(Stored records)
◆ ◆ ◆
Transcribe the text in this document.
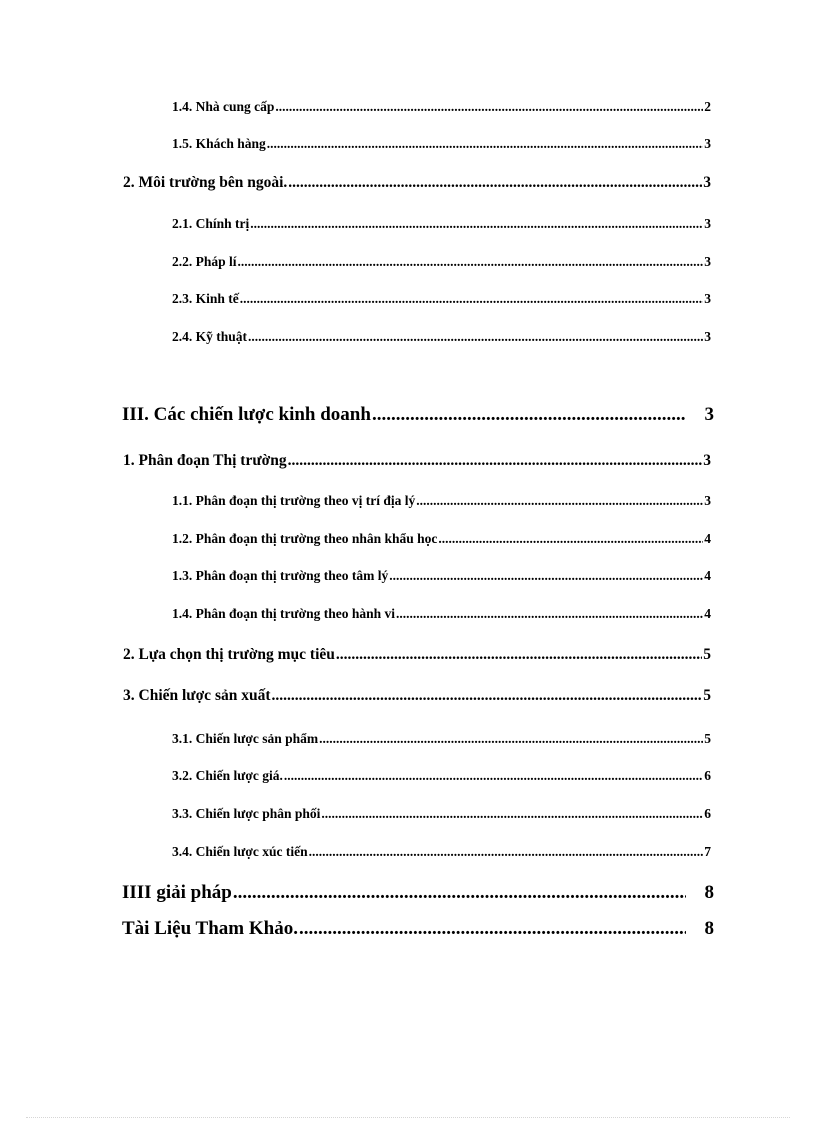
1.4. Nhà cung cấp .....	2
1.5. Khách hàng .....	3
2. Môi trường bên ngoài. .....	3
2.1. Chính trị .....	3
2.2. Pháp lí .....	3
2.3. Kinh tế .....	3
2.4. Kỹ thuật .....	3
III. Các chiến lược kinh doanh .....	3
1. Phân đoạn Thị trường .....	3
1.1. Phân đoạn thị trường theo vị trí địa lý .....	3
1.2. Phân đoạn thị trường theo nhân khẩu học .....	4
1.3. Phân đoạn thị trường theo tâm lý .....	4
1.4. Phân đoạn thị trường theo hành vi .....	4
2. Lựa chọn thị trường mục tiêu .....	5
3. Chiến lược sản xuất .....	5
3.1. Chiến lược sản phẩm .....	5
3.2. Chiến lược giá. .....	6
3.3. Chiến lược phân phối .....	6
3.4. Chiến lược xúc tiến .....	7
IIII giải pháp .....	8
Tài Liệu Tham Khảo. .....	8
◆ ◆ ◆
— Work to be completed —
Leave images out of the retyped records; keep all else exact.

— Final result —
Transcribe the text in this document.
1.4. Nhà cung cấp .....	2
1.5. Khách hàng .....	3
2. Môi trường bên ngoài. .....	3
2.1. Chính trị .....	3
2.2. Pháp lí .....	3
2.3. Kinh tế .....	3
2.4. Kỹ thuật .....	3
III. Các chiến lược kinh doanh .....	3
1. Phân đoạn Thị trường .....	3
1.1. Phân đoạn thị trường theo vị trí địa lý .....	3
1.2. Phân đoạn thị trường theo nhân khẩu học .....	4
1.3. Phân đoạn thị trường theo tâm lý .....	4
1.4. Phân đoạn thị trường theo hành vi .....	4
2. Lựa chọn thị trường mục tiêu .....	5
3. Chiến lược sản xuất .....	5
3.1. Chiến lược sản phẩm .....	5
3.2. Chiến lược giá. .....	6
3.3. Chiến lược phân phối .....	6
3.4. Chiến lược xúc tiến .....	7
IIII giải pháp .....	8
Tài Liệu Tham Khảo. .....	8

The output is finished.